Look below. Copy each line that has "this" in it.
* START Extracted records *
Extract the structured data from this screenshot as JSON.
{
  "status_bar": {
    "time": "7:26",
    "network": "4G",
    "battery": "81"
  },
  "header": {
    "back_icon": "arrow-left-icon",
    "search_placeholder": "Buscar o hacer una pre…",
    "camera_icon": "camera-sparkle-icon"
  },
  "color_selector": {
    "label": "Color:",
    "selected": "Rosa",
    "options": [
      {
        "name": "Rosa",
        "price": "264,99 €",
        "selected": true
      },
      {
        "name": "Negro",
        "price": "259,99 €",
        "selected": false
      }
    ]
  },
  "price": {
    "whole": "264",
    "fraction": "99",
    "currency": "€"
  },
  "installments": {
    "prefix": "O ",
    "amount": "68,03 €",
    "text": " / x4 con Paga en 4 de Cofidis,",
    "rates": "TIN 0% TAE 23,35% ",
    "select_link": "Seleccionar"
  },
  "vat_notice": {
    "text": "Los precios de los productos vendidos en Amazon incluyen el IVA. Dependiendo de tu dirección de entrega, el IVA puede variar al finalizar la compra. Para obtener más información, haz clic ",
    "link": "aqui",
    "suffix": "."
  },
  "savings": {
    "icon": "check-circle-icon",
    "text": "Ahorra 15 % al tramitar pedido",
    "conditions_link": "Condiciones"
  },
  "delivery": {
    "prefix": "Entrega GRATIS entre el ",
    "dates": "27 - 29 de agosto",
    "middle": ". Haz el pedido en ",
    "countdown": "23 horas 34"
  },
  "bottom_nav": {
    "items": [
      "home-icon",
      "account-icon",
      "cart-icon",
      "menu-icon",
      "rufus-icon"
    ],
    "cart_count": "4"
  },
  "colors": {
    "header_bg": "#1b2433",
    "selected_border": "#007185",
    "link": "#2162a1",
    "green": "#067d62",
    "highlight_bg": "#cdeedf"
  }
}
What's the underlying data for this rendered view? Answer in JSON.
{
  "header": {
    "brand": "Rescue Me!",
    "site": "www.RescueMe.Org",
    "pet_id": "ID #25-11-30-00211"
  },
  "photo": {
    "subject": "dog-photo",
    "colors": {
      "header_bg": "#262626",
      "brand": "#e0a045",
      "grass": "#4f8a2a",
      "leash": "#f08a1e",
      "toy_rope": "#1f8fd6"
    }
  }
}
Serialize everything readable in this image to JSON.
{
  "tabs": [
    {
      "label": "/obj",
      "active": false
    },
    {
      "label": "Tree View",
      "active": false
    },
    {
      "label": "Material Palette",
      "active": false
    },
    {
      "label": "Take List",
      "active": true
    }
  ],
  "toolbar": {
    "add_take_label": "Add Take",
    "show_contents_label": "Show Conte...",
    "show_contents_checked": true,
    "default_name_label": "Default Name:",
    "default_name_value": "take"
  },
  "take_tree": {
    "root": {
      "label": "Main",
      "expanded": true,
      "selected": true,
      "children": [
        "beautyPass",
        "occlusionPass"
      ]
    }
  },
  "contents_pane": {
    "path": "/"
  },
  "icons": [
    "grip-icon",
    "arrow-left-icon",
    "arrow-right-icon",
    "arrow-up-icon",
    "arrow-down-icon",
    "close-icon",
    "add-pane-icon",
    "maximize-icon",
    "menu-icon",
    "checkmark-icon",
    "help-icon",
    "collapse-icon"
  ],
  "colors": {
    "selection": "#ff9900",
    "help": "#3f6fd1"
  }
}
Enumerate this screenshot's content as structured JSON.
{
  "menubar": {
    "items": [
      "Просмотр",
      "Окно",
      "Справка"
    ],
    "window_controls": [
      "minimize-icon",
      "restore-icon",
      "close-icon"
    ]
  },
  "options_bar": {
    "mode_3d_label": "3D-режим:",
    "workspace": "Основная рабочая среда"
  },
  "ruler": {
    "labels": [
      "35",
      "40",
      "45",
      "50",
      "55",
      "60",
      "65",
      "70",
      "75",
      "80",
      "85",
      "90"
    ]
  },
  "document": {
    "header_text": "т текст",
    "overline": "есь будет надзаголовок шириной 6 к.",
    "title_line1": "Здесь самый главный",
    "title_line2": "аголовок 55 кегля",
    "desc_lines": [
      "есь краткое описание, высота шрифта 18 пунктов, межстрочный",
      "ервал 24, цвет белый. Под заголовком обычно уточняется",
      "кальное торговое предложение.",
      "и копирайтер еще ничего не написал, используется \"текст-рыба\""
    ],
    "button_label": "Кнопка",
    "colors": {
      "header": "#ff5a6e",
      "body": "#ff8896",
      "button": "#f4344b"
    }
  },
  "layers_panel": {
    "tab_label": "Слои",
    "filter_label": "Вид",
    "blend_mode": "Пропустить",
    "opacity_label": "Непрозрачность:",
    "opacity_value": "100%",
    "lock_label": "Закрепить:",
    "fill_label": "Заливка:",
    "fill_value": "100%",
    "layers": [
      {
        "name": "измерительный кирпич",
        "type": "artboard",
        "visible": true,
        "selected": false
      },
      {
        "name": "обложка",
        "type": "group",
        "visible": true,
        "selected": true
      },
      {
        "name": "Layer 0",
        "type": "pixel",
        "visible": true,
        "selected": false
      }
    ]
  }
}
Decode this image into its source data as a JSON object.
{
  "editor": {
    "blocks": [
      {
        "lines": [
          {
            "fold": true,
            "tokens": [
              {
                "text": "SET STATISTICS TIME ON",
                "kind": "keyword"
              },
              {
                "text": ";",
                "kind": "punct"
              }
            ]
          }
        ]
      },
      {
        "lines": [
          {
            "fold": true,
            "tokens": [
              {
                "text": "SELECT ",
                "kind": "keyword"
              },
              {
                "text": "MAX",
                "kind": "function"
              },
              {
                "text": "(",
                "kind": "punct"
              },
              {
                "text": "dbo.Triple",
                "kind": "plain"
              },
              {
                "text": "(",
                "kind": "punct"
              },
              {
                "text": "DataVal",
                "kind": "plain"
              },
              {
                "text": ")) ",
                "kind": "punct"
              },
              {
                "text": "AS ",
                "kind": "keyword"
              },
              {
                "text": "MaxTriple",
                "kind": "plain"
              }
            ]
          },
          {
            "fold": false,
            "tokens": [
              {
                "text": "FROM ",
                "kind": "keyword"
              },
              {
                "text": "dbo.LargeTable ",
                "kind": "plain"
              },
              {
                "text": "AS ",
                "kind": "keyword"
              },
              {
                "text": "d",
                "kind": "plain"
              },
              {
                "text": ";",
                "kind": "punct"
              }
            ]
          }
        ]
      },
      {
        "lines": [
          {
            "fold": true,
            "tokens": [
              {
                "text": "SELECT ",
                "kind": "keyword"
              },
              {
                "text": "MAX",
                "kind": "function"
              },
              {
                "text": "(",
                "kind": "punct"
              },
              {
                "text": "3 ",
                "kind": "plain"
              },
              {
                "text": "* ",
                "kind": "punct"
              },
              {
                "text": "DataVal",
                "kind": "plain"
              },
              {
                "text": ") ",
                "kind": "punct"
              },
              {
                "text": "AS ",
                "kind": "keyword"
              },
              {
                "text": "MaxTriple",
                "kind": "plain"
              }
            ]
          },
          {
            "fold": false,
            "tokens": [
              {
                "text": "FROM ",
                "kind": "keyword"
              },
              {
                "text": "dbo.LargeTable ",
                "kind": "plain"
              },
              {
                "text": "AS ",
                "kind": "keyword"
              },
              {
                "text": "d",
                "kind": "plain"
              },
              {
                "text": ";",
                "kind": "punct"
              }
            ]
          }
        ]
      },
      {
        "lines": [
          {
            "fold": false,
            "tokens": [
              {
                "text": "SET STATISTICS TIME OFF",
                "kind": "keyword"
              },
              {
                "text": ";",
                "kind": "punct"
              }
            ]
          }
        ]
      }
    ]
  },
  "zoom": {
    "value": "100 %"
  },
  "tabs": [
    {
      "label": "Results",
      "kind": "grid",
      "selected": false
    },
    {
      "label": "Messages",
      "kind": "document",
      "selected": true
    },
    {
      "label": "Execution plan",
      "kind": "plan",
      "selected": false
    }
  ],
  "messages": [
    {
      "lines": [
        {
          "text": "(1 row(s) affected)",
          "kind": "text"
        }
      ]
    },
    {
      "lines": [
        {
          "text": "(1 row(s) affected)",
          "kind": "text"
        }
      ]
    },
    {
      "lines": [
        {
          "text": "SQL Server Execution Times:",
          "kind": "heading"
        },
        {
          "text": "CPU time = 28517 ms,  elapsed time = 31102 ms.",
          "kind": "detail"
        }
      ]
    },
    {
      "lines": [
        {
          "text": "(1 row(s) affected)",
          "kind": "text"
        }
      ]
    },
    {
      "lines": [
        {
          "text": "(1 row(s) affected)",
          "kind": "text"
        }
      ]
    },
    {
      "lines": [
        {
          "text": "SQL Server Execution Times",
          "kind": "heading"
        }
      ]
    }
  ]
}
* END Extracted records *
> **Task output**:
Extract the structured data from this screenshot as JSON.
What's the underlying data for this rendered view? Answer in JSON.
Serialize everything readable in this image to JSON.
Enumerate this screenshot's content as structured JSON.
Decode this image into its source data as a JSON object.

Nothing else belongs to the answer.